'''
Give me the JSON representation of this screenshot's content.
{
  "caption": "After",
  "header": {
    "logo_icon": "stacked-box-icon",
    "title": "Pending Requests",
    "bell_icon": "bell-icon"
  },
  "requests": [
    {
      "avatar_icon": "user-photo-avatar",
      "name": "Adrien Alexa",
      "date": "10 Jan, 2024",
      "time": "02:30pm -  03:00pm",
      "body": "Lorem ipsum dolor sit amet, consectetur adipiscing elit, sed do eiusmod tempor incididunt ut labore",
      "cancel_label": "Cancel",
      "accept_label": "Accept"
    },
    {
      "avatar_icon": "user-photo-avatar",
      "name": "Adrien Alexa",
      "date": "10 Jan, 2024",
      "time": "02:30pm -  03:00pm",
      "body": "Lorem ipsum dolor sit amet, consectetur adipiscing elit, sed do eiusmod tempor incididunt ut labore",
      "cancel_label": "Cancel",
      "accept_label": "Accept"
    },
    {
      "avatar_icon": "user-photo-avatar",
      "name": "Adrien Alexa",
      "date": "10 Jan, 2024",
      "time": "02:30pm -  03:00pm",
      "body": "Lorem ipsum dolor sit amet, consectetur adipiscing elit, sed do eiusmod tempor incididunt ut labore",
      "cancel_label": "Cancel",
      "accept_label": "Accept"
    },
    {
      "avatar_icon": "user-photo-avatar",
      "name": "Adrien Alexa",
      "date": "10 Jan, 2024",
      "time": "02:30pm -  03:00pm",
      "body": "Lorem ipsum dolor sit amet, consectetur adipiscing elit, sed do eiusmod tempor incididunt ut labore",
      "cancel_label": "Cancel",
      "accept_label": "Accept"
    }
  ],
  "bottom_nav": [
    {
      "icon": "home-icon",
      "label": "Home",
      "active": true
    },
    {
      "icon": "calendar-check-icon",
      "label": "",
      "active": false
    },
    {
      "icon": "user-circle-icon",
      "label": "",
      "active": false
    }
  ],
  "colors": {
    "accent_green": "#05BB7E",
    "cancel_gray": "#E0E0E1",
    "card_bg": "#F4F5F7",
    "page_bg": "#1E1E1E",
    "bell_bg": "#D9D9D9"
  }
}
'''
**Goal**. Please output every record, keeping each line exact.

**Response**.
Give me the JSON representation of this screenshot's content.
{
  "caption": "After",
  "header": {
    "logo_icon": "stacked-box-icon",
    "title": "Pending Requests",
    "bell_icon": "bell-icon"
  },
  "requests": [
    {
      "avatar_icon": "user-photo-avatar",
      "name": "Adrien Alexa",
      "date": "10 Jan, 2024",
      "time": "02:30pm -  03:00pm",
      "body": "Lorem ipsum dolor sit amet, consectetur adipiscing elit, sed do eiusmod tempor incididunt ut labore",
      "cancel_label": "Cancel",
      "accept_label": "Accept"
    },
    {
      "avatar_icon": "user-photo-avatar",
      "name": "Adrien Alexa",
      "date": "10 Jan, 2024",
      "time": "02:30pm -  03:00pm",
      "body": "Lorem ipsum dolor sit amet, consectetur adipiscing elit, sed do eiusmod tempor incididunt ut labore",
      "cancel_label": "Cancel",
      "accept_label": "Accept"
    },
    {
      "avatar_icon": "user-photo-avatar",
      "name": "Adrien Alexa",
      "date": "10 Jan, 2024",
      "time": "02:30pm -  03:00pm",
      "body": "Lorem ipsum dolor sit amet, consectetur adipiscing elit, sed do eiusmod tempor incididunt ut labore",
      "cancel_label": "Cancel",
      "accept_label": "Accept"
    },
    {
      "avatar_icon": "user-photo-avatar",
      "name": "Adrien Alexa",
      "date": "10 Jan, 2024",
      "time": "02:30pm -  03:00pm",
      "body": "Lorem ipsum dolor sit amet, consectetur adipiscing elit, sed do eiusmod tempor incididunt ut labore",
      "cancel_label": "Cancel",
      "accept_label": "Accept"
    }
  ],
  "bottom_nav": [
    {
      "icon": "home-icon",
      "label": "Home",
      "active": true
    },
    {
      "icon": "calendar-check-icon",
      "label": "",
      "active": false
    },
    {
      "icon": "user-circle-icon",
      "label": "",
      "active": false
    }
  ],
  "colors": {
    "accent_green": "#05BB7E",
    "cancel_gray": "#E0E0E1",
    "card_bg": "#F4F5F7",
    "page_bg": "#1E1E1E",
    "bell_bg": "#D9D9D9"
  }
}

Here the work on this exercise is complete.